- [Brano proposto]:

La chiesa
del SS. Crocifisso del Rinazzo
Ricerche e
considerazioni della classe 1^ E (I.C. Paolo Vasta di Acireale).
Ha un valore storico
culturale elevatissimo. E’ però un luogo chiuso da molti anni e col passare del
tempo è stato spogliato di tutte le sue ricchezze.
E’ inverosimile pensare,
così come riportato da “La Sicilia” nel 18/02/1949 *, che poco più di sessant’anni
fa, fosse un luogo di culto “rifatto e ripulito, con deliziose decorazioni a
stucco settecentesche, oltre a statue di legno di buona fattura”.
Fortunatamente rimane però
l’altare, con i suoi marmi preziosi e il miracoloso quadro rappresentante la
scena pietosa della Crocifissione.
La struttura è
ancora solida se non fosse per l’umidità evidente sulle pareti e soprattutto
nelle parti lignee.
La Chiesa ha anche un
cortiletto esterno con la sua suggestiva colonna della fustigazione, che al
diretto contatto con le intemperie si sta rovinando.
Desideriamo sensibilizzare
le Signorie loro affinché promuovano e si adoperino per: la ristrutturazione e
la riapertura di questa bellissima Chiesa; la rimozione della vistosa transenna
posta proprio davanti all’ingresso principale, indicante un autolavaggio
limitrofo alla parete del sacro, senza contare che il continuo uso di acqua
peggiora l’umidità; lo spostamento dei cassonetti situati proprio davanti al
monumento, la cui vicinanza sicuramente non contribuisce al decoro di questo
prezioso luogo di culto; la pulizia del luogo; e all’interno l’eliminazione
delle targhe con loghi di varie società sportive e di tutti quegli oggetti
impropri. Storia
della chiesetta
La Chiesa del SS. Crocifisso del Rinazzo
Nel 1683 Giacinto Platania, pittore settecentista acese, affrescò
in una modesta icona la scena pietosa della crocifissione: Gesù
inchiodato sulla croce con a lato la Madonna dolorosa, e
dall’altro una pia donna.
Molti fedeli, in quel tempo, accorrevano per venerare quel Cristo
crocifisso che si dimostrò subito miracoloso, tanto da far
crescere la fama dell’immagine sacra. Nel 1685 il Vescovo
Michelangelo Bonadies, appresa l’esistenza di una così
miracolosa icona, ordinò che fosse costruito un altarino. Ma i
fedeli non si accontentarono e con le offerte e oblazioni
raccolsero tanto da costruire una chiesa che fu benedetta e
aperta al culto nel 1688.

- [Dati grezzi]:
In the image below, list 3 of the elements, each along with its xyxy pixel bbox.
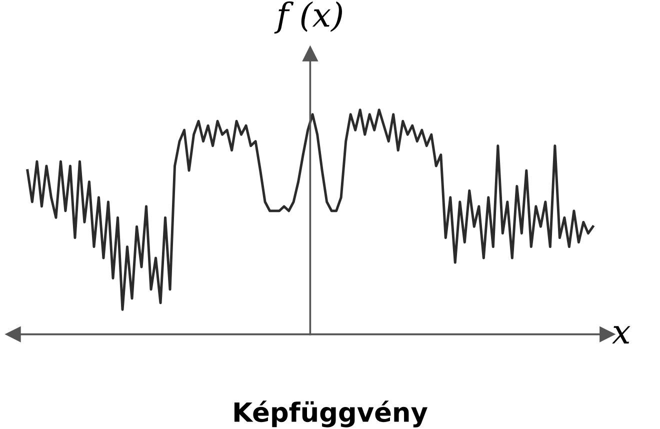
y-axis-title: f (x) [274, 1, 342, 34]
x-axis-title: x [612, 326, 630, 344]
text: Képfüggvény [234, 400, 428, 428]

- [Compiti]:
A) Per ciascuna affermazione, indica se concorda con il brano proposto e cita le parole del testo che lo stabiliscono: (i) nel 1683 Giacinto Platania affrescò la scena della crocifissione; (ii) nel 1685 il Vescovo Michelangelo Bonadies fece costruire una chiesa; (iii) la colonna della fustigazione si trova all’interno della chiesa.
B) Ricopia dal brano proposto il tratto che va da "La struttura è" fino a "si sta rovinando." compreso.

- [Soluzioni per compito]:
A)
(i) Sì: «Nel 1683 Giacinto Platania, pittore settecentista acese, affrescò in una modesta icona la scena pietosa della crocifissione».
(ii) No: «Nel 1685 il Vescovo Michelangelo Bonadies, appresa l’esistenza di una così miracolosa icona, ordinò che fosse costruito un altarino».
(iii) No: «La Chiesa ha anche un cortiletto esterno con la sua suggestiva colonna della fustigazione».

B)
La struttura è
ancora solida se non fosse per l’umidità evidente sulle pareti e soprattutto
nelle parti lignee.
La Chiesa ha anche un
cortiletto esterno con la sua suggestiva colonna della fustigazione, che al
diretto contatto con le intemperie si sta rovinando.